-------- WORKING DATA --------
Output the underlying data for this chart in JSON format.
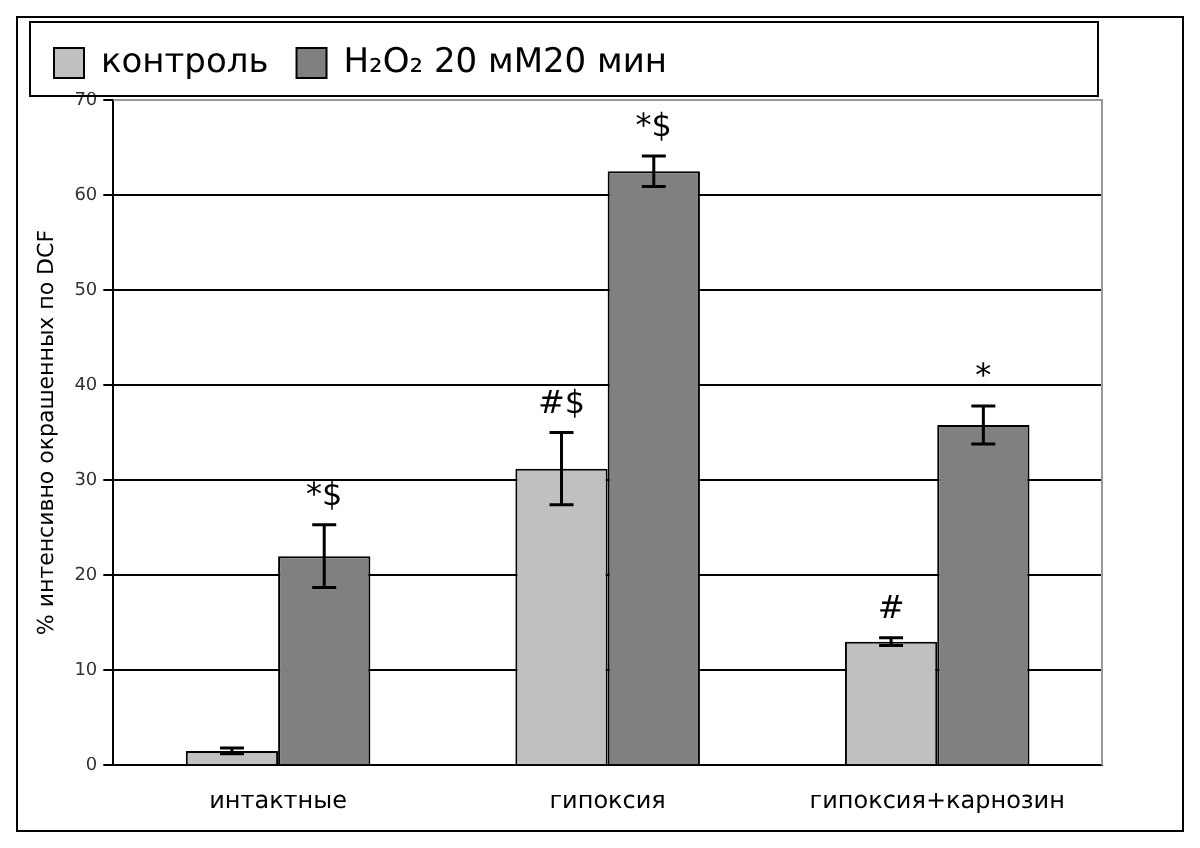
{
  "chart_data": {
    "type": "bar",
    "ylabel": "% интенсивно окрашенных по DCF",
    "categories": [
      "интактные",
      "гипоксия",
      "гипоксия+карнозин"
    ],
    "series": [
      {
        "name": "контроль",
        "color": "#c0c0c0",
        "values": [
          1.5,
          31.2,
          13
        ],
        "errors": [
          0.3,
          3.8,
          0.4
        ]
      },
      {
        "name": "H₂O₂ 20 мМ20 мин",
        "color": "#808080",
        "values": [
          22,
          62.5,
          35.8
        ],
        "errors": [
          3.3,
          1.6,
          2
        ]
      }
    ],
    "ylim": [
      0,
      70
    ],
    "yticks": [
      0,
      10,
      20,
      30,
      40,
      50,
      60,
      70
    ],
    "grid": "y",
    "legend": "top left",
    "annotations": [
      {
        "text": "*$",
        "x": "интактные",
        "y": 22
      },
      {
        "text": "#$",
        "x": "гипоксия",
        "y": 31.2
      },
      {
        "text": "*$",
        "x": "гипоксия",
        "y": 62.5
      },
      {
        "text": "#",
        "x": "гипоксия+карнозин",
        "y": 13
      },
      {
        "text": "*",
        "x": "гипоксия+карнозин",
        "y": 35.8
      }
    ]
  }
}
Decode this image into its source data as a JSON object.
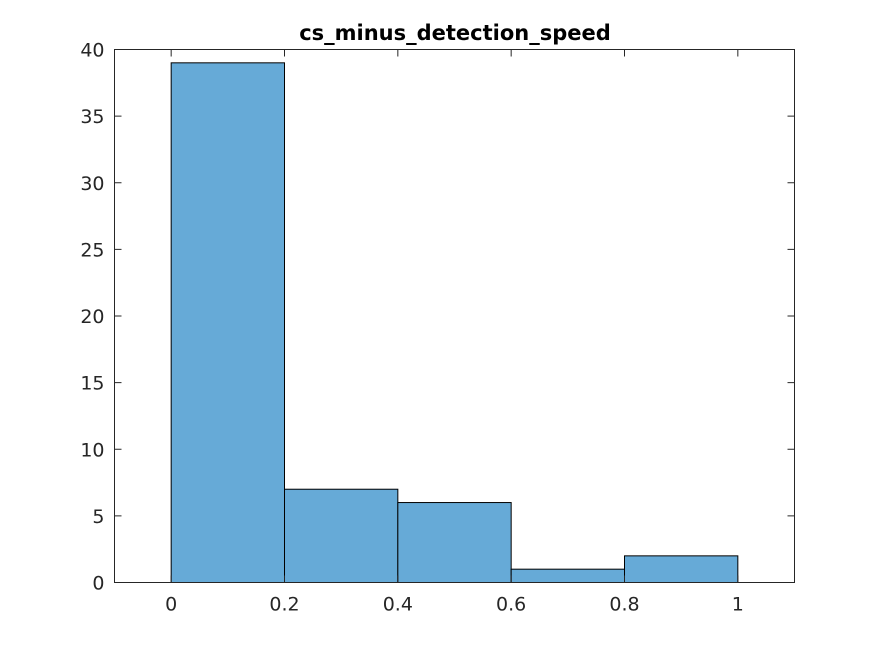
{
  "chart_data": {
    "type": "bar",
    "title": "cs_minus_detection_speed",
    "xlabel": "",
    "ylabel": "",
    "bin_edges": [
      0,
      0.2,
      0.4,
      0.6,
      0.8,
      1
    ],
    "values": [
      39,
      7,
      6,
      1,
      2
    ],
    "xlim": [
      -0.1,
      1.1
    ],
    "ylim": [
      0,
      40
    ],
    "xticks": [
      0,
      0.2,
      0.4,
      0.6,
      0.8,
      1
    ],
    "xtick_labels": [
      "0",
      "0.2",
      "0.4",
      "0.6",
      "0.8",
      "1"
    ],
    "yticks": [
      0,
      5,
      10,
      15,
      20,
      25,
      30,
      35,
      40
    ],
    "ytick_labels": [
      "0",
      "5",
      "10",
      "15",
      "20",
      "25",
      "30",
      "35",
      "40"
    ],
    "bar_color": "#66aad7",
    "edge_color": "#000000",
    "grid": false,
    "box": true
  }
}
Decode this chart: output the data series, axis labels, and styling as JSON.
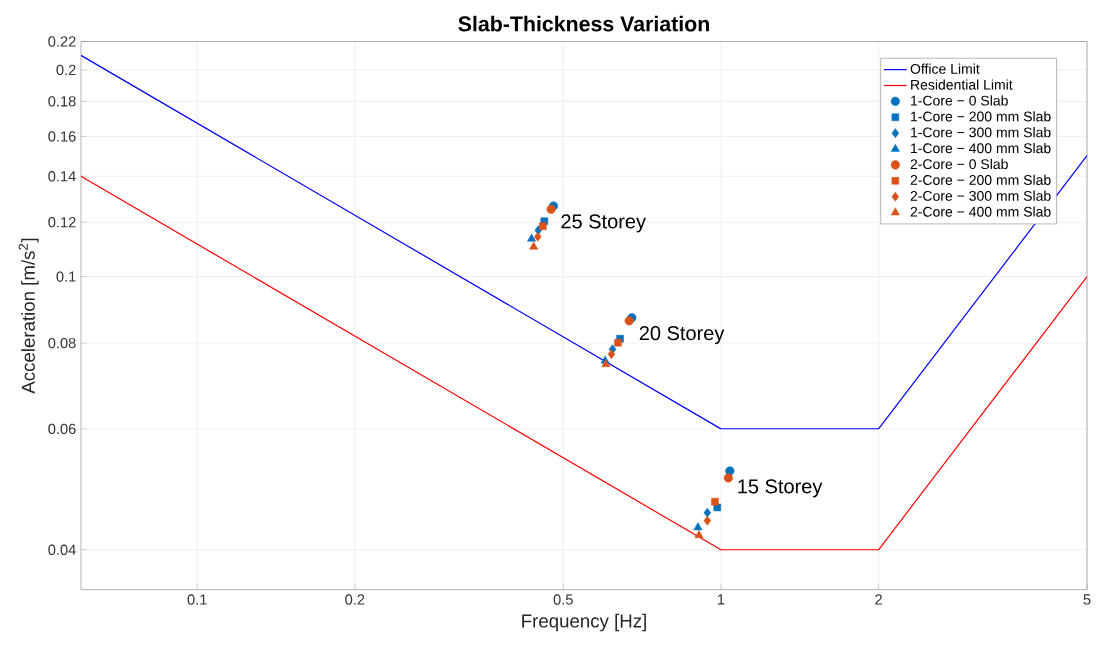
{
  "chart_data": {
    "type": "scatter",
    "title": "Slab-Thickness Variation",
    "xlabel": "Frequency [Hz]",
    "ylabel": "Acceleration [m/s$^{2}$]",
    "log": "xy",
    "grid": true,
    "legend": "top right",
    "xlim": [
      0.06,
      5
    ],
    "ylim": [
      0.035,
      0.22
    ],
    "xticks": [
      0.1,
      0.2,
      0.5,
      1,
      2,
      5
    ],
    "yticks": [
      0.04,
      0.06,
      0.08,
      0.1,
      0.12,
      0.14,
      0.16,
      0.18,
      0.2,
      0.22
    ],
    "series": [
      {
        "name": "Office Limit",
        "type": "line",
        "color": "#0000ff",
        "x": [
          0.06,
          1,
          2,
          5
        ],
        "values": [
          0.21,
          0.06,
          0.06,
          0.15
        ]
      },
      {
        "name": "Residential Limit",
        "type": "line",
        "color": "#ff0000",
        "x": [
          0.06,
          1,
          2,
          5
        ],
        "values": [
          0.14,
          0.04,
          0.04,
          0.1
        ]
      },
      {
        "name": "1-Core − 0 Slab",
        "marker": "circle",
        "color": "#0072bd",
        "x": [
          0.479,
          0.676,
          1.04
        ],
        "values": [
          0.1267,
          0.0871,
          0.0521
        ]
      },
      {
        "name": "1-Core − 200 mm Slab",
        "marker": "square",
        "color": "#0072bd",
        "x": [
          0.46,
          0.642,
          0.984
        ],
        "values": [
          0.1204,
          0.0812,
          0.0461
        ]
      },
      {
        "name": "1-Core − 300 mm Slab",
        "marker": "diamond",
        "color": "#0072bd",
        "x": [
          0.448,
          0.621,
          0.942
        ],
        "values": [
          0.1168,
          0.0784,
          0.0453
        ]
      },
      {
        "name": "1-Core − 400 mm Slab",
        "marker": "triangle",
        "color": "#0072bd",
        "x": [
          0.435,
          0.601,
          0.904
        ],
        "values": [
          0.1135,
          0.0754,
          0.0431
        ]
      },
      {
        "name": "2-Core − 0 Slab",
        "marker": "circle",
        "color": "#d95319",
        "x": [
          0.474,
          0.668,
          1.033
        ],
        "values": [
          0.1253,
          0.0862,
          0.0509
        ]
      },
      {
        "name": "2-Core − 200 mm Slab",
        "marker": "square",
        "color": "#d95319",
        "x": [
          0.457,
          0.636,
          0.974
        ],
        "values": [
          0.1184,
          0.0801,
          0.047
        ]
      },
      {
        "name": "2-Core − 300 mm Slab",
        "marker": "diamond",
        "color": "#d95319",
        "x": [
          0.447,
          0.618,
          0.942
        ],
        "values": [
          0.1143,
          0.0771,
          0.0441
        ]
      },
      {
        "name": "2-Core − 400 mm Slab",
        "marker": "triangle",
        "color": "#d95319",
        "x": [
          0.439,
          0.603,
          0.908
        ],
        "values": [
          0.1105,
          0.0745,
          0.042
        ]
      }
    ],
    "annotations": [
      "25 Storey",
      "20 Storey",
      "15 Storey"
    ]
  }
}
--------
From the listing, copy each line containing the word "name".

### CORRECT RESPONSE:
        "name": "контроль",
        "name": "H₂O₂ 20 мМ20 мин",
        "name": "Office Limit",
        "name": "Residential Limit",
        "name": "1-Core − 0 Slab",
        "name": "1-Core − 200 mm Slab",
        "name": "1-Core − 300 mm Slab",
        "name": "1-Core − 400 mm Slab",
        "name": "2-Core − 0 Slab",
        "name": "2-Core − 200 mm Slab",
        "name": "2-Core − 300 mm Slab",
        "name": "2-Core − 400 mm Slab",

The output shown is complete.